* **INPUT DATA**:

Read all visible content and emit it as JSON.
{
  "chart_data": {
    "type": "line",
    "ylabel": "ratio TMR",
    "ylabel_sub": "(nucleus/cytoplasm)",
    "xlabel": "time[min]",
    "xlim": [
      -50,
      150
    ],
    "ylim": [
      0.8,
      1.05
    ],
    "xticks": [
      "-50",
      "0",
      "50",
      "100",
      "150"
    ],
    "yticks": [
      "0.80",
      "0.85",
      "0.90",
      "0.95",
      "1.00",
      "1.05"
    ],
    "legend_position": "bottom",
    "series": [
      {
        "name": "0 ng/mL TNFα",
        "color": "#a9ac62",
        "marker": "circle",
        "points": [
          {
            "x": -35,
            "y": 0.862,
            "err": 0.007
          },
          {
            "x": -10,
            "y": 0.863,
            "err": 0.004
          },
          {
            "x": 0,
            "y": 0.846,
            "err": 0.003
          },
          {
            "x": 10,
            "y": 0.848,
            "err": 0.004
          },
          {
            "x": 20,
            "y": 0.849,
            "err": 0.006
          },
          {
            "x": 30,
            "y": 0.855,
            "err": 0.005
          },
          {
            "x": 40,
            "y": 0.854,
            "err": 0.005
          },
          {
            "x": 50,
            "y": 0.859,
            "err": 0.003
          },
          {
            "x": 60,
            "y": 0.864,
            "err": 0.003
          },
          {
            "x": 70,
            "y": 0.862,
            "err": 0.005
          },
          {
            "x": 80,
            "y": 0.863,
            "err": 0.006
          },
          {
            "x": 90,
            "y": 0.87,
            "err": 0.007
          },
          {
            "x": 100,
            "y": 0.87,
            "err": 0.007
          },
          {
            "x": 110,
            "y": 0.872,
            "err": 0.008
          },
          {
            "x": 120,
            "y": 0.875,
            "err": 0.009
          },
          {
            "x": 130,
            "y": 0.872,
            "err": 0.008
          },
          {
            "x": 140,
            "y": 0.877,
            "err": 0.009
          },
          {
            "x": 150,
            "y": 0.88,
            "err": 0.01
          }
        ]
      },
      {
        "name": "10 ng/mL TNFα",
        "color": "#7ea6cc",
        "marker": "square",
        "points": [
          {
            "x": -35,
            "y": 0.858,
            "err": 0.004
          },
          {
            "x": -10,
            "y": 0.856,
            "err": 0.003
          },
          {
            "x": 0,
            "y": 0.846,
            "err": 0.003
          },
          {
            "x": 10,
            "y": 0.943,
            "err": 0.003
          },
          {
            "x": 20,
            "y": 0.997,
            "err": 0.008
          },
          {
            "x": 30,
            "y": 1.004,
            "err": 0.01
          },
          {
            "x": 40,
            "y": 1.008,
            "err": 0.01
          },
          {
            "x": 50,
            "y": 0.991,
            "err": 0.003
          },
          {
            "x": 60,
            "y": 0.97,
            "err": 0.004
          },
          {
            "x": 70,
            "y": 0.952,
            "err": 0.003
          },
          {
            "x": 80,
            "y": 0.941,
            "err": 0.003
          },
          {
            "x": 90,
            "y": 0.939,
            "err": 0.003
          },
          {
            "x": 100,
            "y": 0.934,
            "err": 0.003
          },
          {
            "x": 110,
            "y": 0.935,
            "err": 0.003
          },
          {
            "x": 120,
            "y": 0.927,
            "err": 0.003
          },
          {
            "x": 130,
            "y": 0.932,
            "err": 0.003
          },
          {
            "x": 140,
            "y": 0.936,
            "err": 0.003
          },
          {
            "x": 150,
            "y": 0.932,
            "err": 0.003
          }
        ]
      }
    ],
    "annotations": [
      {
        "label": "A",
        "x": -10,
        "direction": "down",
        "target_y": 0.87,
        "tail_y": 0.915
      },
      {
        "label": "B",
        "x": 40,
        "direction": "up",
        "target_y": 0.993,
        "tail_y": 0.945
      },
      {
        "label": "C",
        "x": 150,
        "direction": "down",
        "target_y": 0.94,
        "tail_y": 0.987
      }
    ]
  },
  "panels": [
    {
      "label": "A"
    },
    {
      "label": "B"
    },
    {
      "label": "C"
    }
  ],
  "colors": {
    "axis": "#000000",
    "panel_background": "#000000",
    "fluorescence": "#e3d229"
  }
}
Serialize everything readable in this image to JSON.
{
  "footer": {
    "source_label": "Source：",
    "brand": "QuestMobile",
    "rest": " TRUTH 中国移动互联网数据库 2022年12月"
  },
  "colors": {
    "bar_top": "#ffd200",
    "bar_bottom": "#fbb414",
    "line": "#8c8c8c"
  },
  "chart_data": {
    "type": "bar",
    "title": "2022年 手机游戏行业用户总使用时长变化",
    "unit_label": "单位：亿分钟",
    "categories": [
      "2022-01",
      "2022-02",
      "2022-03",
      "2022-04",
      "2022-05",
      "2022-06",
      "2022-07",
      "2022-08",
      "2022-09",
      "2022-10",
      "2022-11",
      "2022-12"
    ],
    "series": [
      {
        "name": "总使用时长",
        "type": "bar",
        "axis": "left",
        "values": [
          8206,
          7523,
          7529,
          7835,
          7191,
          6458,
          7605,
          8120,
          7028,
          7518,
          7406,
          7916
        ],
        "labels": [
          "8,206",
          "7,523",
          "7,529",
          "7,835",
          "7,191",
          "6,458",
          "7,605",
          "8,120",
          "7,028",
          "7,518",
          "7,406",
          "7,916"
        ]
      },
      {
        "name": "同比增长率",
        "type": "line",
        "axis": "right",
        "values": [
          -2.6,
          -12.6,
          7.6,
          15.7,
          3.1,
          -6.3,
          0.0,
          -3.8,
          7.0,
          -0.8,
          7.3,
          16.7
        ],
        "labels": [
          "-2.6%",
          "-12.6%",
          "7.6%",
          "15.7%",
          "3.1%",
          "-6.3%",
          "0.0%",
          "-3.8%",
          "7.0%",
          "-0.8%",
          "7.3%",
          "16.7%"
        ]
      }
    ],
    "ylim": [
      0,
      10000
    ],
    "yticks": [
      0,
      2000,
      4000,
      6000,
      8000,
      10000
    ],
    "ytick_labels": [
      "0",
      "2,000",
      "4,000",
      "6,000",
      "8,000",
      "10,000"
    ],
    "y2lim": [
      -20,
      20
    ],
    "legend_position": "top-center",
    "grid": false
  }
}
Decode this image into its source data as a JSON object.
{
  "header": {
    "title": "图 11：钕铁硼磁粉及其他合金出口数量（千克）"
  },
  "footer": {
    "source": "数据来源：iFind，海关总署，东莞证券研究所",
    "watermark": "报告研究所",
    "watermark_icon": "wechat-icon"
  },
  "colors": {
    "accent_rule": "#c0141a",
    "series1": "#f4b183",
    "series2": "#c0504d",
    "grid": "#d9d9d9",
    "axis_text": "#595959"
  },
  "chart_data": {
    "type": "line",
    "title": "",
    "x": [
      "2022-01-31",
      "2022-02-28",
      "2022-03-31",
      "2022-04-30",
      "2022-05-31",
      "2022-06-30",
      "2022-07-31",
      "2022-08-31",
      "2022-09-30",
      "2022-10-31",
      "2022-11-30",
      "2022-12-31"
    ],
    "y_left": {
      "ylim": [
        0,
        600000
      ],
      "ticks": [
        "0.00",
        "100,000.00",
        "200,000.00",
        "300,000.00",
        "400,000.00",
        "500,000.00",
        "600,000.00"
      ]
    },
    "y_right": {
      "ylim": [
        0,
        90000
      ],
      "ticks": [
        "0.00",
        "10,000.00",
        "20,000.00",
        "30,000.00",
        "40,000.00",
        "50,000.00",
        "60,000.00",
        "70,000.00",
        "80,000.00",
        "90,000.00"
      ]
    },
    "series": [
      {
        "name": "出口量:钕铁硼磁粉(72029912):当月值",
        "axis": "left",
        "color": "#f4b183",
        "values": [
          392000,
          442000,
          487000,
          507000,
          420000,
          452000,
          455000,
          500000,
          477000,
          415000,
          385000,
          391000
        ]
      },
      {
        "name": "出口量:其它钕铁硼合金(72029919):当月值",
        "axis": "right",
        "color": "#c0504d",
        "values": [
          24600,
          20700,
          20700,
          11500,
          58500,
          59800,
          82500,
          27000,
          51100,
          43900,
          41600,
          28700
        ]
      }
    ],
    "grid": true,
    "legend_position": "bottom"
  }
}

* **THE PROBLEM**: All lines in the data that contain the word "title" should be copied.

* **RESULT BELOW**:
    "title": "2022年 手机游戏行业用户总使用时长变化",
    "title": "图 11：钕铁硼磁粉及其他合金出口数量（千克）"
    "title": "",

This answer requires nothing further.